• [TAREA 1]
¿Puedes convertir en una lista breve el párrafo del texto sobre el desmoronamiento del sistema que comienza con «Primero fue el trabajo», sin perder sus datos principales?
• [TAREA 2]
¿Podrías retomar el texto sobre el desmoronamiento del sistema y seguir escribiéndolo a partir de su última oración?

• [TEXTO DE LA PÁGINA]
^^^^

EL AMANECER DE UNA NUEVA LIBERTAD


Imagen generada con ChatGPT

Hubo un tiempo en el que el sistema funcionaba. No era perfecto, pero admito que impulsó un enorme progreso. Una mezcla de capitalismo y democracia representativa que sostuvo la estabilidad durante dos siglos y medio. Hasta que se desmoronó estrepitosamente.

La transformación digital no fue solamente una revolución tecnológica; indujo un cambio de paradigma. El ordenador personal en 1981, Internet y los smartphones en 2000, y la IA de los 20, condujeron a la civilización a un punto en el que las estructuras tradicionales empezaron a resquebrajarse. Acceso universal e instantáneo a la información, con su consecuente capacidad de supervisión, manipulación y coacción.

Primero fue el trabajo: la jornada laboral de ocho horas dio paso a un mercado de talento deslocalizado, donde el mérito y la motivación reemplazaron a la absurda presencia. Para 2026, más de la mitad de los trabajadores en EE. UU eran ya freelancers. Después impactó de lleno en la economía: el monopolio sobre el dinero que detentaban los estados territoriales de la época empezó a hacer agua con la llegada de las criptomonedas, y su propuesta radical de privacidad y descentralización, constituyendo una alternativa muy real, y subversiva, al control gubernamental.

^^^^

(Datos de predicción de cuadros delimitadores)
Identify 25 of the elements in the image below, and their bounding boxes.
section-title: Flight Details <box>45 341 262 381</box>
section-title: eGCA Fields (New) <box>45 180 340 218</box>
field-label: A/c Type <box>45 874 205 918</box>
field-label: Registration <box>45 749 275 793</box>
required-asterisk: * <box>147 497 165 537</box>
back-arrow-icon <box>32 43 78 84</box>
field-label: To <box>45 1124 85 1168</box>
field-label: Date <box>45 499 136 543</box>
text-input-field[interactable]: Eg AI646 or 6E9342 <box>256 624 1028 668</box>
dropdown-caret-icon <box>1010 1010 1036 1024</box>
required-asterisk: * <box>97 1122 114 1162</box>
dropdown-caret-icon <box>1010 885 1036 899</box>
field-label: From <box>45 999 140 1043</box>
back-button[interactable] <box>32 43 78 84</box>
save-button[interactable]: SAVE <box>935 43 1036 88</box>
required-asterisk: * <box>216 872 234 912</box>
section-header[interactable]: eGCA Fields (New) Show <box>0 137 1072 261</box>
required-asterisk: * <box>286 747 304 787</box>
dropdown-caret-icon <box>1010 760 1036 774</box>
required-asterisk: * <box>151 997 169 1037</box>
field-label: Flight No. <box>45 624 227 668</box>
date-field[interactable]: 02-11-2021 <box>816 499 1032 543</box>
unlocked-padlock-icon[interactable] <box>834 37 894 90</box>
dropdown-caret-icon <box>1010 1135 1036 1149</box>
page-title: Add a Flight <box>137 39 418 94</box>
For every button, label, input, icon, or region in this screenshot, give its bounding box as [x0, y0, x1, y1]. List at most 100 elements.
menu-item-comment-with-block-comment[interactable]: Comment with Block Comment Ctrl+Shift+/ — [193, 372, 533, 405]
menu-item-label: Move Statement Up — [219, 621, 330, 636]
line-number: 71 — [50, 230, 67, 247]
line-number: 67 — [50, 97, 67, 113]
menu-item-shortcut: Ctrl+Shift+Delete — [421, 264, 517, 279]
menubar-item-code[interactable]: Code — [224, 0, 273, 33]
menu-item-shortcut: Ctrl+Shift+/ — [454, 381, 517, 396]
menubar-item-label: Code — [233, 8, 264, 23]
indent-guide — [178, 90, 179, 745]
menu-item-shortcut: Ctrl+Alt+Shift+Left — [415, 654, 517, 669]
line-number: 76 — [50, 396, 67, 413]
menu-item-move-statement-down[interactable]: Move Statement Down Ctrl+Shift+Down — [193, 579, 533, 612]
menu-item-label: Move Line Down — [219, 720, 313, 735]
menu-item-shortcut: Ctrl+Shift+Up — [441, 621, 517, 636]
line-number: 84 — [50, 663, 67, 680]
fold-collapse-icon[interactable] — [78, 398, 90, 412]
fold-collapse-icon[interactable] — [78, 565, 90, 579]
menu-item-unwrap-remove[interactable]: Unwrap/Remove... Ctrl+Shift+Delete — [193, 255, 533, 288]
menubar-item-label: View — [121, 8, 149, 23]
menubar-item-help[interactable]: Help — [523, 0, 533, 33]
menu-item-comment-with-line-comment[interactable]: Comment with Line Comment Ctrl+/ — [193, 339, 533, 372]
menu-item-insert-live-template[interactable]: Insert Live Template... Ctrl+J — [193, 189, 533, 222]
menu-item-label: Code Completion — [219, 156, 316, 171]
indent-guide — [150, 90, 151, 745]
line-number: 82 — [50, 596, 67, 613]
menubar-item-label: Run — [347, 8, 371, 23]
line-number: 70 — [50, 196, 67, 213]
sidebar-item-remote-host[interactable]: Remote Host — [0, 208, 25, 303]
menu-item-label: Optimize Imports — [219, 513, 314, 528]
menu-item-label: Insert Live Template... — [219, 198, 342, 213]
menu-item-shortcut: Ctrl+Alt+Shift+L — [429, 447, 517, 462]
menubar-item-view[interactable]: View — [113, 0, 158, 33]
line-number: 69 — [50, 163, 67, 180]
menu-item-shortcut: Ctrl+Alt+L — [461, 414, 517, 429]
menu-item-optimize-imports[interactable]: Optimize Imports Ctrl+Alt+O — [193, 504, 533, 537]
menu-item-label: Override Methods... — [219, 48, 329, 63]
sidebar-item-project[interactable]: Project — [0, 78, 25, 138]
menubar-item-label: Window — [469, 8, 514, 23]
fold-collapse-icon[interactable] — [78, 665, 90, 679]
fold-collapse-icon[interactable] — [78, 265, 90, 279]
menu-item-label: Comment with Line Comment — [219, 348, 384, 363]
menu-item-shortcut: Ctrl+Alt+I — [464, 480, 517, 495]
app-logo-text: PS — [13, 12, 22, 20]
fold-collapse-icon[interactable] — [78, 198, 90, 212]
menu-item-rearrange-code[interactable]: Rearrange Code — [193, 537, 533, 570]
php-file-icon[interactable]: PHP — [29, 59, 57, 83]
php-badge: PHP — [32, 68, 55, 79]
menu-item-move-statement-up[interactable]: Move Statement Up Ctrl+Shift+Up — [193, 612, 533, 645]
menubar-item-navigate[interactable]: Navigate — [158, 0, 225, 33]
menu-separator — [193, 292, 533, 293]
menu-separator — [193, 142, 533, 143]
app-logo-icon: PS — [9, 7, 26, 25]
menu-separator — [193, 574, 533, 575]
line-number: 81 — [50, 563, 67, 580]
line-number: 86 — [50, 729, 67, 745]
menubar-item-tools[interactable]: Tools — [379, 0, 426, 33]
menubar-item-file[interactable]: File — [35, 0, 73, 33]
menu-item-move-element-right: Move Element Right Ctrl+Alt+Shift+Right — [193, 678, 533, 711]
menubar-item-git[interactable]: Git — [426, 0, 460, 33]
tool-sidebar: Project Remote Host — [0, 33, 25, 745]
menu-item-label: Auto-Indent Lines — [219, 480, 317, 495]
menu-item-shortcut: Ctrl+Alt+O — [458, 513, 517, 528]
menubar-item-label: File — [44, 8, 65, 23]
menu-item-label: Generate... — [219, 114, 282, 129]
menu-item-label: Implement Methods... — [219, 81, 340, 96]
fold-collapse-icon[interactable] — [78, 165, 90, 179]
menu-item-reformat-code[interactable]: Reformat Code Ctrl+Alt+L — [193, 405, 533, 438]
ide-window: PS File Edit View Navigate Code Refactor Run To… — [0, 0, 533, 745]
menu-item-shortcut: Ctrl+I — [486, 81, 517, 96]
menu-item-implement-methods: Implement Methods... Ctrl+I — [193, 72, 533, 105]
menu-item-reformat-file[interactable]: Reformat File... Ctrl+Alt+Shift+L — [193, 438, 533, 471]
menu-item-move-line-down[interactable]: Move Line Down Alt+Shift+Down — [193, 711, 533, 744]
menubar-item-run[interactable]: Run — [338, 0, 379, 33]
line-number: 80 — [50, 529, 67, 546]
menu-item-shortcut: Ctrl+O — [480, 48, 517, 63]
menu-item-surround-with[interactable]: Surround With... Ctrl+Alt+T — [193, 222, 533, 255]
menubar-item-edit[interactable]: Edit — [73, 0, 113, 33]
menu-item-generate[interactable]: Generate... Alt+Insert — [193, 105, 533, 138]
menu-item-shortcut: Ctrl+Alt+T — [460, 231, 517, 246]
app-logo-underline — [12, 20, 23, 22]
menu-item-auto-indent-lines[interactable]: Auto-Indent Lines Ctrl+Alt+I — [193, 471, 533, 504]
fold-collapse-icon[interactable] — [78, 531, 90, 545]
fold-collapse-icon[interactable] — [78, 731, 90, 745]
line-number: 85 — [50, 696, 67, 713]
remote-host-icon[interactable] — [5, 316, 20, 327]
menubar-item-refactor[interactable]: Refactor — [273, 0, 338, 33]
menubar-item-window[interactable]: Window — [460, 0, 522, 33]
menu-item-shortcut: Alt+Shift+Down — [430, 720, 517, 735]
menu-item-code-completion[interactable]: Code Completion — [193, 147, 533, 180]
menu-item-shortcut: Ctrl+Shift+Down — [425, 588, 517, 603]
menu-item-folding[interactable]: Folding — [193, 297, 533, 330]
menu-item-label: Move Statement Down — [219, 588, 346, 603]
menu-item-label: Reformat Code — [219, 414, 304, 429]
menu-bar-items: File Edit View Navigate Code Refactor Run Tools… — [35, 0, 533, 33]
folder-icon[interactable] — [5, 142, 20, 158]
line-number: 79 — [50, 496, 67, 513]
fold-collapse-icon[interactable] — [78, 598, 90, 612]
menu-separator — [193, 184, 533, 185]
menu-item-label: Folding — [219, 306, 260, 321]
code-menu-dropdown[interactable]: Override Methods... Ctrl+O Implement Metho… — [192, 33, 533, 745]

^^^^

• [RESULTADO DEL EJERCICIO 1]
- Trabajo: la jornada de ocho horas dio paso a un mercado de talento deslocalizado, en el que el mérito y la motivación sustituyeron a la presencia.
- Para 2026, más de la mitad de los trabajadores de EE. UU. ya eran freelancers.
- Economía: las criptomonedas, con su propuesta radical de privacidad y descentralización, resquebrajaron el monopolio de los estados territoriales sobre el dinero.
- Así se convirtieron en una alternativa muy real y subversiva al control gubernamental.

• [RESULTADO DEL EJERCICIO 2]
Pero el verdadero terremoto llegó con la política. La gente había dejado de confiar en sus representantes. La disonancia entre la voluntad popular y la acción gubernamental se hizo insoportable. Hacia 2034, la combinación de blockchain y plataformas de debate directo y anónimo había ya permitido un cambio radical: la democracia representativa fue sustituida por un sistema de consultas constantes, donde los ciudadanos interesados en cada temática decidían sin intermediarios. Los viejos partidos políticos, incapaces de adaptarse, quedaron obsoletos.

La gobernanza, del mismo modo, dio un giro radical. La sabiduría colectiva, canalizada mediante sistemas abiertos y trazables, sustituyó a las decisiones impuestas por las élites políticas. Los debates abiertos, anónimos y descentralizados reemplazaron la polarización ideológica.

La política dejó de ser un oficio, y los gestores públicos pasaron a ser profesionales elegidos por competencia, sujetos a un escrutinio implacable y directo.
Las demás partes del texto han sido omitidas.